Stored records
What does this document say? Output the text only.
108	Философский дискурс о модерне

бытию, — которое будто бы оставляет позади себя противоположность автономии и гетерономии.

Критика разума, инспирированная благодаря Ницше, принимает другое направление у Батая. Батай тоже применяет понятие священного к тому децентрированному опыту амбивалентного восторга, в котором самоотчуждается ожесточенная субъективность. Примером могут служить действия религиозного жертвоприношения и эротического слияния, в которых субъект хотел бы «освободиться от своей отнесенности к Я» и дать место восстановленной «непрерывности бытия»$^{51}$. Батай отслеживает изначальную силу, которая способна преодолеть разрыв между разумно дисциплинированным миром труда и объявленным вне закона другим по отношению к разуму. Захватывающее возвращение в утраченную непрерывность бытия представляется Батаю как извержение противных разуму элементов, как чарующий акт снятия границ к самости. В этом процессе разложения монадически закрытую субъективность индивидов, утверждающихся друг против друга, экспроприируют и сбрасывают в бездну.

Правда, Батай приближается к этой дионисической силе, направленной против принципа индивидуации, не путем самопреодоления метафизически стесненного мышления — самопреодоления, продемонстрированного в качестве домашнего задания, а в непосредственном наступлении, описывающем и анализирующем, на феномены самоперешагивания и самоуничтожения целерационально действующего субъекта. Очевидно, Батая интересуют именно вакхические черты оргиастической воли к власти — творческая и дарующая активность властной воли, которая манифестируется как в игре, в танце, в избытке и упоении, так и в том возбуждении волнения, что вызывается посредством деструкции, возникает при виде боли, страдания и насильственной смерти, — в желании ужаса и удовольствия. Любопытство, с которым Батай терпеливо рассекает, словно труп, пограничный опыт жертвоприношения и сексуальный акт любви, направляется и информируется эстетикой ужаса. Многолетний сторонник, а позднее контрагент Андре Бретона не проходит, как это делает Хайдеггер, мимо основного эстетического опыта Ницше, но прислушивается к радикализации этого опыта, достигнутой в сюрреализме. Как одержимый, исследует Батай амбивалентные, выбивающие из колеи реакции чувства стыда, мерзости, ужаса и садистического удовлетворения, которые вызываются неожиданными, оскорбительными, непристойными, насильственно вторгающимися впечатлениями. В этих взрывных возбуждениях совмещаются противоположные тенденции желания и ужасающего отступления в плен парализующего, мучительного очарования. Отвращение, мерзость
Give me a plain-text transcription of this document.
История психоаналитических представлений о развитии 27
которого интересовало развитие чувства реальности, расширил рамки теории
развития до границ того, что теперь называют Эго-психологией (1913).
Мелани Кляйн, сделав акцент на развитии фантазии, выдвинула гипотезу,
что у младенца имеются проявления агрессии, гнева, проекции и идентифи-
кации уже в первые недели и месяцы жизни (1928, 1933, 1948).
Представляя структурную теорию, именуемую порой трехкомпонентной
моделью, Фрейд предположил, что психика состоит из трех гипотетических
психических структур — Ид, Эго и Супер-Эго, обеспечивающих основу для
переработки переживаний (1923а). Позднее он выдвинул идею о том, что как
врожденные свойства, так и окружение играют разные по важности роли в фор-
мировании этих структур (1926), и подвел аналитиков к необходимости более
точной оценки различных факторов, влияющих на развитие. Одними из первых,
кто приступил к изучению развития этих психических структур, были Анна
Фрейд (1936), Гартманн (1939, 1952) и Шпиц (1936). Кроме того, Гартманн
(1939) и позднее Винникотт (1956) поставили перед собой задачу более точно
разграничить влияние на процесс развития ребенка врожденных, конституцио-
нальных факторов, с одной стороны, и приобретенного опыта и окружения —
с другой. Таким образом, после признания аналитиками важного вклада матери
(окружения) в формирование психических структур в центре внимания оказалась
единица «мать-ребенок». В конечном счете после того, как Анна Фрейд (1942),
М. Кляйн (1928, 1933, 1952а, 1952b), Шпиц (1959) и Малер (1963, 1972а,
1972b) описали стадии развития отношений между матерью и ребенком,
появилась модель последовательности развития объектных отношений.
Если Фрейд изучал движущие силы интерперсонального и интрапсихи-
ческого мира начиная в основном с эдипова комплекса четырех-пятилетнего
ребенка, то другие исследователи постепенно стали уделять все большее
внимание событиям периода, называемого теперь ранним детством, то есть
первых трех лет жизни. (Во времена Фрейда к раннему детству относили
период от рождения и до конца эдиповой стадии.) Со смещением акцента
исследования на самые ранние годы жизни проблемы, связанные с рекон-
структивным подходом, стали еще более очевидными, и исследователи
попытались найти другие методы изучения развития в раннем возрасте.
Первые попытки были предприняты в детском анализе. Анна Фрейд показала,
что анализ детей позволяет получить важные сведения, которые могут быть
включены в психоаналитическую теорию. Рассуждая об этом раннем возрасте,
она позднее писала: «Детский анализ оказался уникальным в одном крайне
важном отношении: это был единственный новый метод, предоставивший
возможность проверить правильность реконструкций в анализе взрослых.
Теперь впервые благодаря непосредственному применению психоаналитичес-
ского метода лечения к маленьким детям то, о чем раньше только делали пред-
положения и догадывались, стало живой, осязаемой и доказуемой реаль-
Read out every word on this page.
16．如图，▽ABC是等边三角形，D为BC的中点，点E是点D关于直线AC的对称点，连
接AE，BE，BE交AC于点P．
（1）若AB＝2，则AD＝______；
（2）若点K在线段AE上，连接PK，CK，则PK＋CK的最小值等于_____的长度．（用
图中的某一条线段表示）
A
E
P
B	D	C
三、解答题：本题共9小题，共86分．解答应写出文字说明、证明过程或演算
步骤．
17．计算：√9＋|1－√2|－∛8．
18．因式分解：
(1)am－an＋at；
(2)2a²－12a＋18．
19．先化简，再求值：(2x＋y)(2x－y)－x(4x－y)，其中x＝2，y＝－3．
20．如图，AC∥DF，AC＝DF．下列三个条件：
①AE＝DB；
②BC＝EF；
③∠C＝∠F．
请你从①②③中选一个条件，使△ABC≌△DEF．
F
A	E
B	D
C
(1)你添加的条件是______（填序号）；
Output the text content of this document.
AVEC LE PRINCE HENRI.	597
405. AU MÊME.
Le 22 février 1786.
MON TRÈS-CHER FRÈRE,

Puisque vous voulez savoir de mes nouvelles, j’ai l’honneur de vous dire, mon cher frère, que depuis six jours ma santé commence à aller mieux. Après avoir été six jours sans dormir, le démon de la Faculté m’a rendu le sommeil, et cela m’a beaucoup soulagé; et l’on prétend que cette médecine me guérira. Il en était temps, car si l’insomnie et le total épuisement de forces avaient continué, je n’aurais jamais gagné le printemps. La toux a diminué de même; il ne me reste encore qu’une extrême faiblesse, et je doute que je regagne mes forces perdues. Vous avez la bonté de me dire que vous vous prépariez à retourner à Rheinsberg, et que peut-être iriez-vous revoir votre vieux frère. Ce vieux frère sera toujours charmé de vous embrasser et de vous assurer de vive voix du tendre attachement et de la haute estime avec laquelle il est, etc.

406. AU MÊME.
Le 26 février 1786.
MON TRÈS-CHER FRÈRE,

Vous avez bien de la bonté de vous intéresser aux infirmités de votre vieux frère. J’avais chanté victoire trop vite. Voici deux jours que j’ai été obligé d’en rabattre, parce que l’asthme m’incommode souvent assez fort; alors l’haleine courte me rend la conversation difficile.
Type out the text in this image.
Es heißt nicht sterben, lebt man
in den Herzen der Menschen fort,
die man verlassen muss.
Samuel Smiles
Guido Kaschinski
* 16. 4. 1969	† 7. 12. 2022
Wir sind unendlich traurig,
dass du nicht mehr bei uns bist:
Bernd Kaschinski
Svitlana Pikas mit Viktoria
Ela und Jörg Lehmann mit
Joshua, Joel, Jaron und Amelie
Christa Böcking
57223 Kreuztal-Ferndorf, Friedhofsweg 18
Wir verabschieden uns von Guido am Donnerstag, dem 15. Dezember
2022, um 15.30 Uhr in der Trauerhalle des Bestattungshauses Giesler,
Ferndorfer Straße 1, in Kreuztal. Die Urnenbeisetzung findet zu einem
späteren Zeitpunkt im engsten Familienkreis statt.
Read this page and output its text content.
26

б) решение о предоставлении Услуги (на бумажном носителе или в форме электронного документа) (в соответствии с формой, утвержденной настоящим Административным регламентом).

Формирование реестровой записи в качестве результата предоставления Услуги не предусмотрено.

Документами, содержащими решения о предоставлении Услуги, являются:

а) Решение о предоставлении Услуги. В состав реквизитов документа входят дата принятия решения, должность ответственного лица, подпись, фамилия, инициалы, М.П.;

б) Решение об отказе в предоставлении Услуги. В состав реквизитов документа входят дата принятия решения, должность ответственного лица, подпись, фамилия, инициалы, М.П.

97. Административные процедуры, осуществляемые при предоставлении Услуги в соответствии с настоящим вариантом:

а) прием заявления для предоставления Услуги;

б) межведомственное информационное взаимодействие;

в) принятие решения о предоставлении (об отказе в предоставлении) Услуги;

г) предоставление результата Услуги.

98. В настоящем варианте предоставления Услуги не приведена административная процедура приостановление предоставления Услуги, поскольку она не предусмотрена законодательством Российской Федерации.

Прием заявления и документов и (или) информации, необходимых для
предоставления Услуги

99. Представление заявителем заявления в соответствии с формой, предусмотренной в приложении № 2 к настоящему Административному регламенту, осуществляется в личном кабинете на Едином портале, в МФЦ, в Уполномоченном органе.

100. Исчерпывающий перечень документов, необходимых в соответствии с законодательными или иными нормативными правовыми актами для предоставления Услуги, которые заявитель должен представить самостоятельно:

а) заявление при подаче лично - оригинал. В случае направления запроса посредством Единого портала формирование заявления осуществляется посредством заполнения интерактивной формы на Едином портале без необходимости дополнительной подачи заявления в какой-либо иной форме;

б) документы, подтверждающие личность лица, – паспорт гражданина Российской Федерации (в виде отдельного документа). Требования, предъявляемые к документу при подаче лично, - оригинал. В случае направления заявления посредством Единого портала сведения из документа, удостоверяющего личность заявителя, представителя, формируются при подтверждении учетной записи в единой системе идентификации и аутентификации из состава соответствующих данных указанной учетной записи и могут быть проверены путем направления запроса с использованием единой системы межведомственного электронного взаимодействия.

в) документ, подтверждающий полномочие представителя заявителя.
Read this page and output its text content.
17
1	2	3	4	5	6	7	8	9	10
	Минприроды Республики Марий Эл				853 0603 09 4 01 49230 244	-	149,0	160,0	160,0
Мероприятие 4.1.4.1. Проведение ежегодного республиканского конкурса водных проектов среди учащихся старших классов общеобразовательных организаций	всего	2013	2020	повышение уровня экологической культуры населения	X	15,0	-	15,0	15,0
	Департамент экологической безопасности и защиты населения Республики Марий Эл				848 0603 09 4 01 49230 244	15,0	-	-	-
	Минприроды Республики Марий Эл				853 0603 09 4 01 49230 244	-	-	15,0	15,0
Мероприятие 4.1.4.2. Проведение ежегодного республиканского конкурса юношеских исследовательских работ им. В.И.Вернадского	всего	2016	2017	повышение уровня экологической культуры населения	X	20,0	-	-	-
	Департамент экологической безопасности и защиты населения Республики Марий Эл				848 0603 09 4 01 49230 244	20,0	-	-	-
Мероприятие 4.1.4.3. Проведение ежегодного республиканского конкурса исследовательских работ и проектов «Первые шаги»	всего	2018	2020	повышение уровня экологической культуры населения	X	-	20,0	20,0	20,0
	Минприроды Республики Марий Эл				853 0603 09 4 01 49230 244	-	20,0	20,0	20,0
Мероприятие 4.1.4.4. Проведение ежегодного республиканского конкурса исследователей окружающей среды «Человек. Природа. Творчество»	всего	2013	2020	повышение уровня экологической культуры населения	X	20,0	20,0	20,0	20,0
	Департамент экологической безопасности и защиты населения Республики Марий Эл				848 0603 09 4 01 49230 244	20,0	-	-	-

To do.
Check every line of the data above for the string "другие", and copy those that have it.

Output for this exercise.
ребенка, то другие исследователи постепенно стали уделять все большее
попытались найти другие методы изучения развития в раннем возрасте.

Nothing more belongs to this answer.